Task description
Your task is to copy every line of the entries that contains "text".

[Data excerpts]
********************

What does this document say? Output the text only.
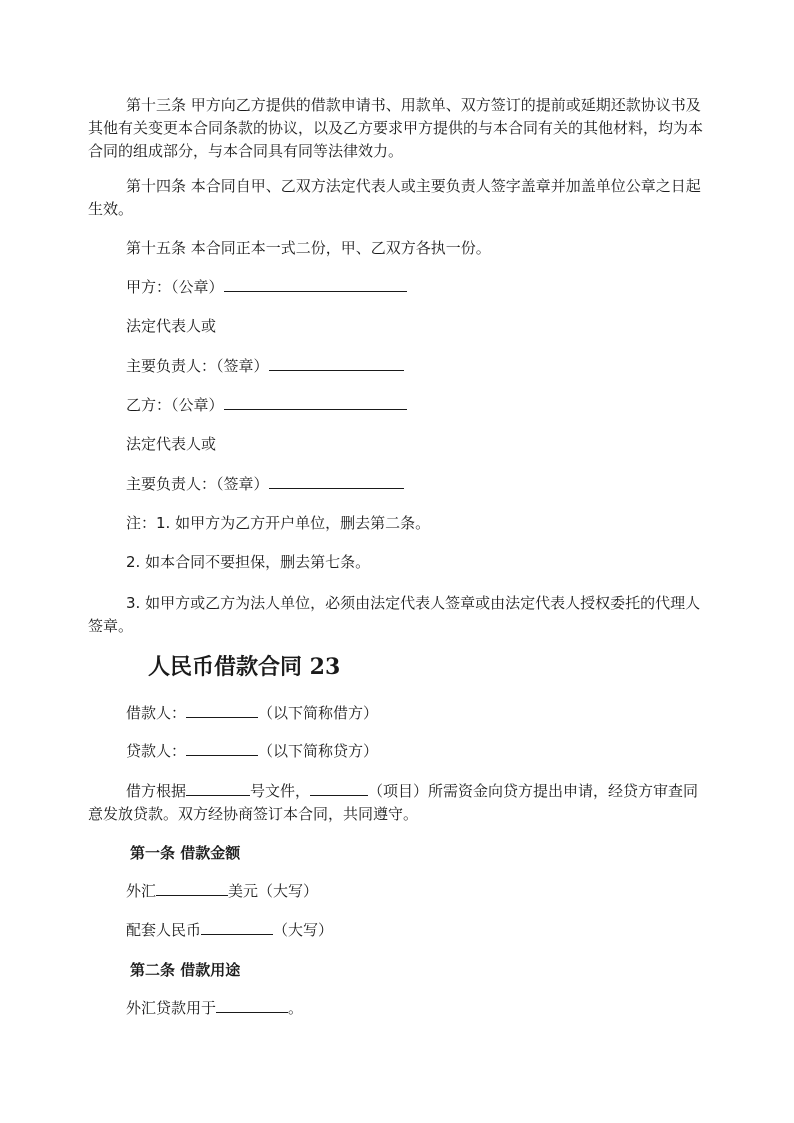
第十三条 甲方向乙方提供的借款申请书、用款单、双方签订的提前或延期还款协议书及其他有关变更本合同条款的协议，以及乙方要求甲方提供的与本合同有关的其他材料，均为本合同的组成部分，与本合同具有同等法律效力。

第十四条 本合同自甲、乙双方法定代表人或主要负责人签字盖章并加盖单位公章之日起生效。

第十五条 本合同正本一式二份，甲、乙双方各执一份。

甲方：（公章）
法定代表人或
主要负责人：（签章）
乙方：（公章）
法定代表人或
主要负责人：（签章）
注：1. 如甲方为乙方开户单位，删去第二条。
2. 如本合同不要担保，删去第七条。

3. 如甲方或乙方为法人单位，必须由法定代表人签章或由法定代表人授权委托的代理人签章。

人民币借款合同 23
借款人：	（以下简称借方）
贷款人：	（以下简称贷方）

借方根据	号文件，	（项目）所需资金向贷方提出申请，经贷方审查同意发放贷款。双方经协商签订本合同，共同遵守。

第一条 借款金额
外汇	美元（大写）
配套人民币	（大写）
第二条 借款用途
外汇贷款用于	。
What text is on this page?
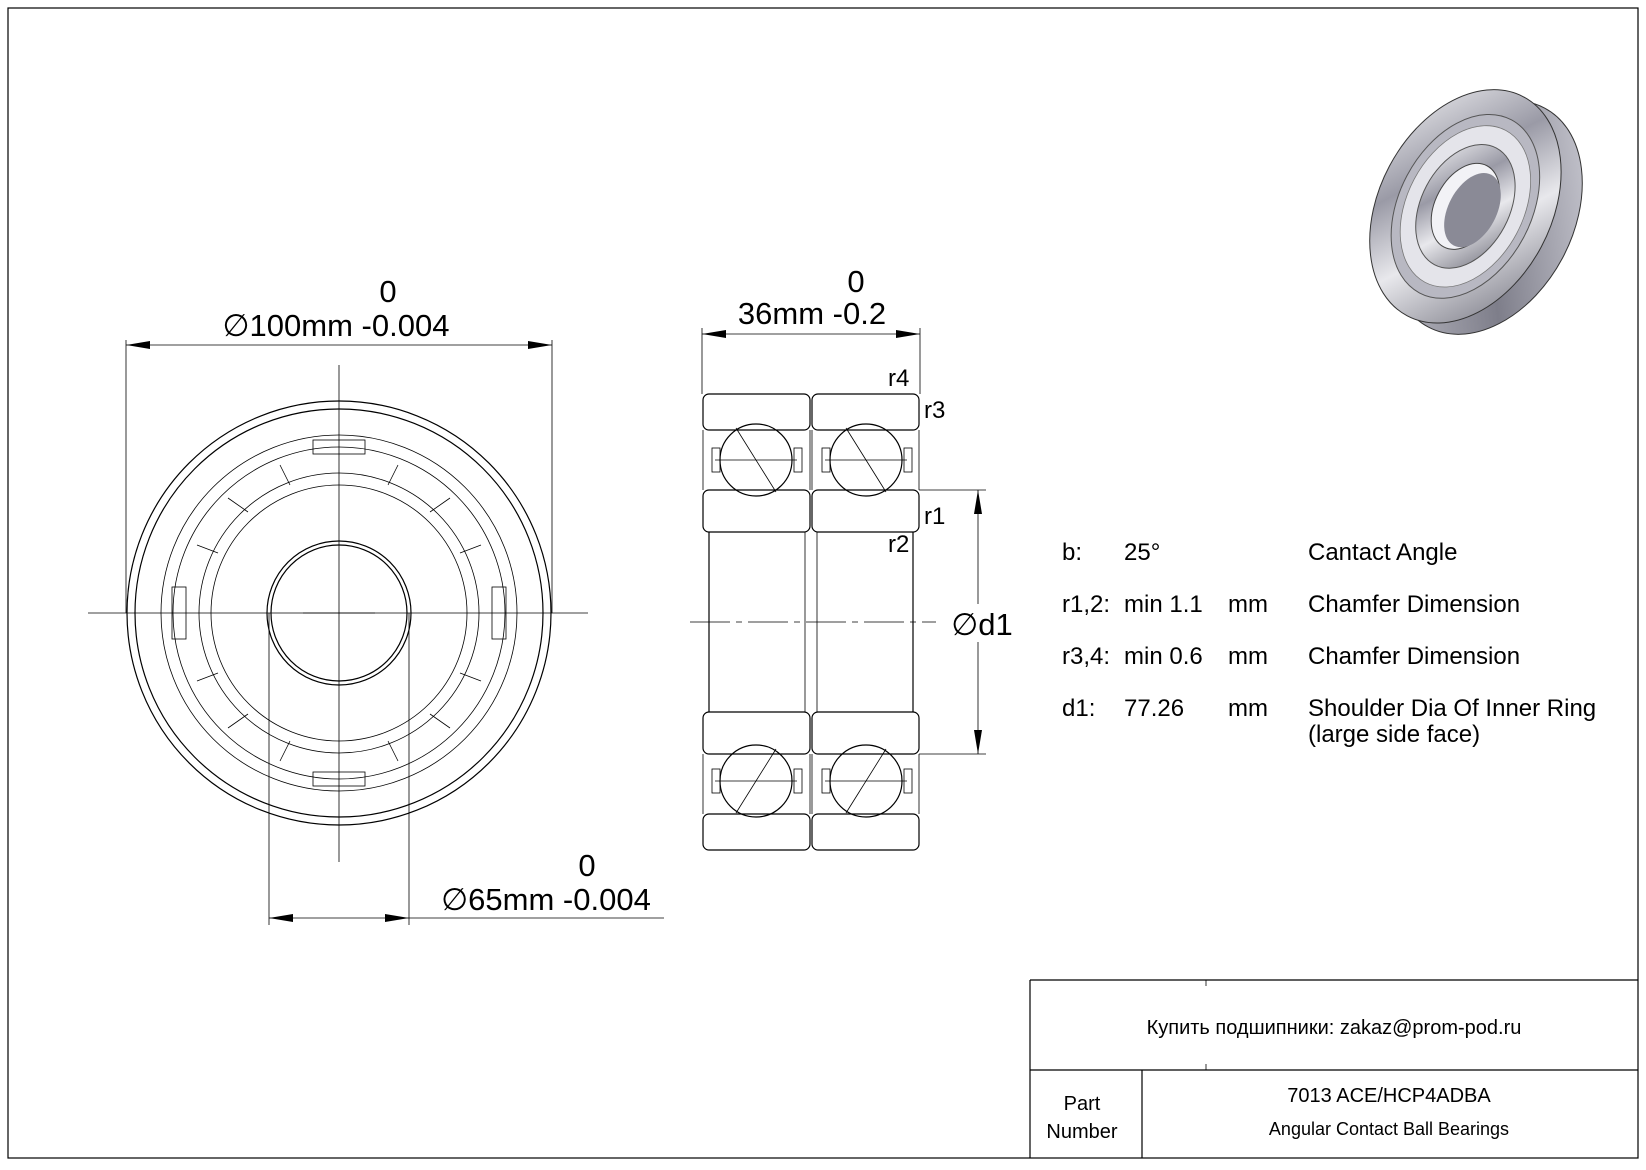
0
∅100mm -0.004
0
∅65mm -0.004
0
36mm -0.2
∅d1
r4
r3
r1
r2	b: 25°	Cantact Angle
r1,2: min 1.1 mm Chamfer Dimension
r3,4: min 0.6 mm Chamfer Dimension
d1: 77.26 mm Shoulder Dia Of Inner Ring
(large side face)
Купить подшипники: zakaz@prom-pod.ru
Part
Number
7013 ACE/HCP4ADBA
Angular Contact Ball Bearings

********************

Answer in full
What does this document say? Output the text only.
What text is on this page?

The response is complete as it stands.